-- WHAT THE TASK REQUIRES --
Identify, in the records below, every line where the string "TADAWUL" appears, and copy each such line.

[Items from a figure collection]
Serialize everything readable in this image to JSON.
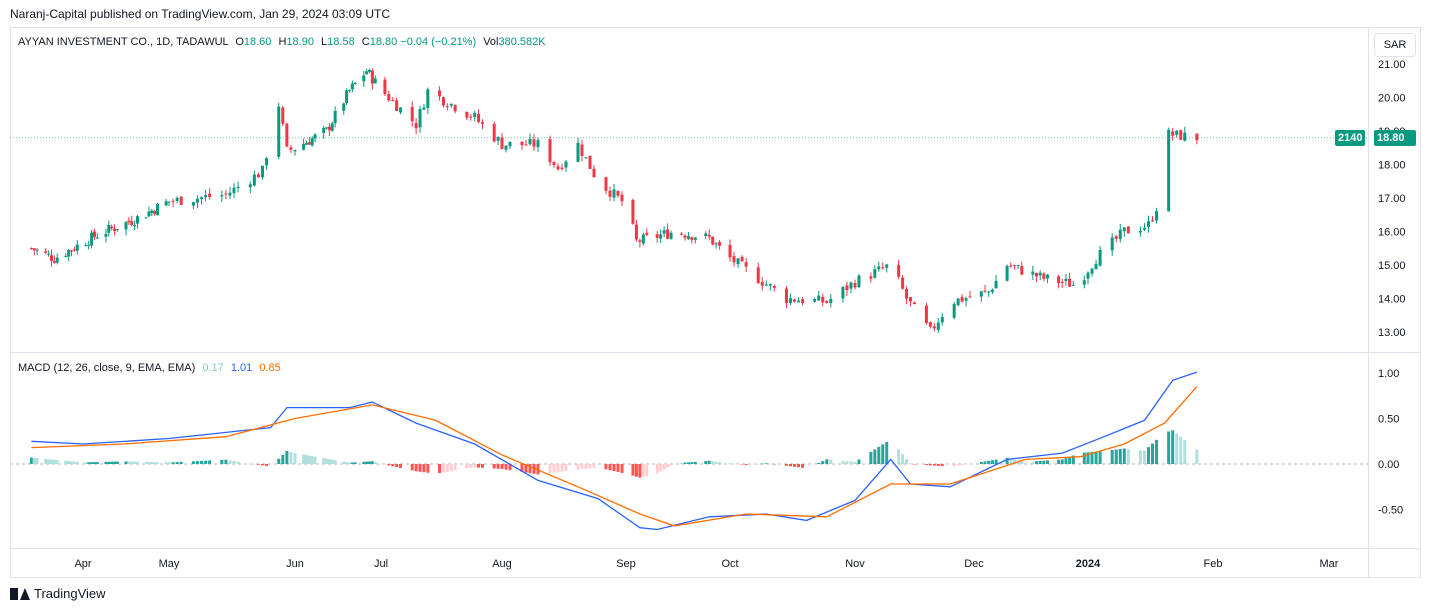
{
  "header": {
    "text": "Naranj-Capital published on TradingView.com, Jan 29, 2024 03:09 UTC"
  },
  "legend": {
    "symbol": "AYYAN INVESTMENT CO., 1D, TADAWUL",
    "o_label": "O",
    "o_value": "18.60",
    "h_label": "H",
    "h_value": "18.90",
    "l_label": "L",
    "l_value": "18.58",
    "c_label": "C",
    "c_value": "18.80",
    "change": "−0.04 (−0.21%)",
    "vol_label": "Vol",
    "vol_value": "380.582K"
  },
  "macd_legend": {
    "title": "MACD (12, 26, close, 9, EMA, EMA)",
    "hist": "0.17",
    "macd": "1.01",
    "signal": "0.85"
  },
  "currency": "SAR",
  "price_badges": {
    "countdown": "2140",
    "last_price": "18.80"
  },
  "footer": {
    "brand": "TradingView"
  },
  "colors": {
    "up": "#089981",
    "down": "#f23645",
    "macd_line": "#2962ff",
    "signal_line": "#ff6d00",
    "hist_up_strong": "#26a69a",
    "hist_up_weak": "#b2dfdb",
    "hist_down_strong": "#ff5252",
    "hist_down_weak": "#ffcdd2"
  },
  "chart_data": [
    {
      "type": "candlestick",
      "title": "AYYAN INVESTMENT CO., 1D, TADAWUL",
      "x_ticks": [
        "Apr",
        "May",
        "Jun",
        "Jul",
        "Aug",
        "Sep",
        "Oct",
        "Nov",
        "Dec",
        "2024",
        "Feb",
        "Mar"
      ],
      "y_ticks": [
        "13.00",
        "14.00",
        "15.00",
        "16.00",
        "17.00",
        "18.00",
        "19.00",
        "20.00",
        "21.00"
      ],
      "ylim": [
        12.4,
        21.2
      ],
      "x_anchors": [
        {
          "date": "2023-03-14",
          "close": 15.5
        },
        {
          "date": "2023-03-22",
          "close": 15.2
        },
        {
          "date": "2023-04-06",
          "close": 15.9
        },
        {
          "date": "2023-04-20",
          "close": 16.4
        },
        {
          "date": "2023-05-01",
          "close": 16.9
        },
        {
          "date": "2023-05-15",
          "close": 17.1
        },
        {
          "date": "2023-05-24",
          "close": 17.8
        },
        {
          "date": "2023-05-28",
          "close": 19.8
        },
        {
          "date": "2023-05-30",
          "close": 18.4
        },
        {
          "date": "2023-06-12",
          "close": 19.0
        },
        {
          "date": "2023-06-20",
          "close": 20.2
        },
        {
          "date": "2023-06-26",
          "close": 20.8
        },
        {
          "date": "2023-07-10",
          "close": 19.2
        },
        {
          "date": "2023-07-13",
          "close": 20.2
        },
        {
          "date": "2023-07-25",
          "close": 19.4
        },
        {
          "date": "2023-08-01",
          "close": 18.6
        },
        {
          "date": "2023-08-10",
          "close": 18.6
        },
        {
          "date": "2023-08-15",
          "close": 17.9
        },
        {
          "date": "2023-08-20",
          "close": 18.6
        },
        {
          "date": "2023-08-25",
          "close": 17.5
        },
        {
          "date": "2023-09-01",
          "close": 16.8
        },
        {
          "date": "2023-09-04",
          "close": 15.7
        },
        {
          "date": "2023-09-15",
          "close": 16.0
        },
        {
          "date": "2023-09-25",
          "close": 15.8
        },
        {
          "date": "2023-10-01",
          "close": 15.2
        },
        {
          "date": "2023-10-15",
          "close": 14.0
        },
        {
          "date": "2023-10-25",
          "close": 13.9
        },
        {
          "date": "2023-11-01",
          "close": 14.5
        },
        {
          "date": "2023-11-10",
          "close": 15.0
        },
        {
          "date": "2023-11-14",
          "close": 14.0
        },
        {
          "date": "2023-11-20",
          "close": 13.0
        },
        {
          "date": "2023-11-25",
          "close": 13.9
        },
        {
          "date": "2023-12-05",
          "close": 14.2
        },
        {
          "date": "2023-12-10",
          "close": 15.0
        },
        {
          "date": "2023-12-20",
          "close": 14.6
        },
        {
          "date": "2023-12-29",
          "close": 14.4
        },
        {
          "date": "2024-01-03",
          "close": 15.2
        },
        {
          "date": "2024-01-10",
          "close": 16.0
        },
        {
          "date": "2024-01-16",
          "close": 16.2
        },
        {
          "date": "2024-01-19",
          "close": 17.0
        },
        {
          "date": "2024-01-21",
          "close": 18.9
        },
        {
          "date": "2024-01-28",
          "close": 18.8
        }
      ]
    },
    {
      "type": "line",
      "title": "MACD (12, 26, close, 9, EMA, EMA)",
      "y_ticks": [
        "-0.50",
        "0.00",
        "0.50",
        "1.00"
      ],
      "ylim": [
        -0.92,
        1.1
      ],
      "series": [
        {
          "name": "MACD",
          "points": [
            {
              "date": "2023-03-14",
              "value": 0.25
            },
            {
              "date": "2023-04-01",
              "value": 0.22
            },
            {
              "date": "2023-05-01",
              "value": 0.28
            },
            {
              "date": "2023-05-26",
              "value": 0.4
            },
            {
              "date": "2023-05-30",
              "value": 0.62
            },
            {
              "date": "2023-06-20",
              "value": 0.62
            },
            {
              "date": "2023-06-28",
              "value": 0.68
            },
            {
              "date": "2023-07-10",
              "value": 0.45
            },
            {
              "date": "2023-07-25",
              "value": 0.22
            },
            {
              "date": "2023-08-10",
              "value": -0.18
            },
            {
              "date": "2023-08-25",
              "value": -0.38
            },
            {
              "date": "2023-09-05",
              "value": -0.7
            },
            {
              "date": "2023-09-10",
              "value": -0.72
            },
            {
              "date": "2023-09-25",
              "value": -0.58
            },
            {
              "date": "2023-10-10",
              "value": -0.55
            },
            {
              "date": "2023-10-20",
              "value": -0.62
            },
            {
              "date": "2023-11-01",
              "value": -0.4
            },
            {
              "date": "2023-11-10",
              "value": 0.05
            },
            {
              "date": "2023-11-15",
              "value": -0.22
            },
            {
              "date": "2023-11-25",
              "value": -0.25
            },
            {
              "date": "2023-12-10",
              "value": 0.05
            },
            {
              "date": "2023-12-25",
              "value": 0.12
            },
            {
              "date": "2024-01-05",
              "value": 0.3
            },
            {
              "date": "2024-01-15",
              "value": 0.48
            },
            {
              "date": "2024-01-22",
              "value": 0.92
            },
            {
              "date": "2024-01-28",
              "value": 1.01
            }
          ]
        },
        {
          "name": "Signal",
          "points": [
            {
              "date": "2023-03-14",
              "value": 0.18
            },
            {
              "date": "2023-04-15",
              "value": 0.22
            },
            {
              "date": "2023-05-15",
              "value": 0.3
            },
            {
              "date": "2023-06-01",
              "value": 0.5
            },
            {
              "date": "2023-06-28",
              "value": 0.65
            },
            {
              "date": "2023-07-15",
              "value": 0.48
            },
            {
              "date": "2023-08-01",
              "value": 0.1
            },
            {
              "date": "2023-08-20",
              "value": -0.25
            },
            {
              "date": "2023-09-05",
              "value": -0.55
            },
            {
              "date": "2023-09-15",
              "value": -0.68
            },
            {
              "date": "2023-10-05",
              "value": -0.55
            },
            {
              "date": "2023-10-25",
              "value": -0.58
            },
            {
              "date": "2023-11-10",
              "value": -0.22
            },
            {
              "date": "2023-11-25",
              "value": -0.22
            },
            {
              "date": "2023-12-15",
              "value": 0.05
            },
            {
              "date": "2023-12-30",
              "value": 0.08
            },
            {
              "date": "2024-01-10",
              "value": 0.22
            },
            {
              "date": "2024-01-20",
              "value": 0.45
            },
            {
              "date": "2024-01-28",
              "value": 0.85
            }
          ]
        }
      ]
    }
  ]
}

-- COMPLETED EXERCISE --
    "symbol": "AYYAN INVESTMENT CO., 1D, TADAWUL",
      "title": "AYYAN INVESTMENT CO., 1D, TADAWUL",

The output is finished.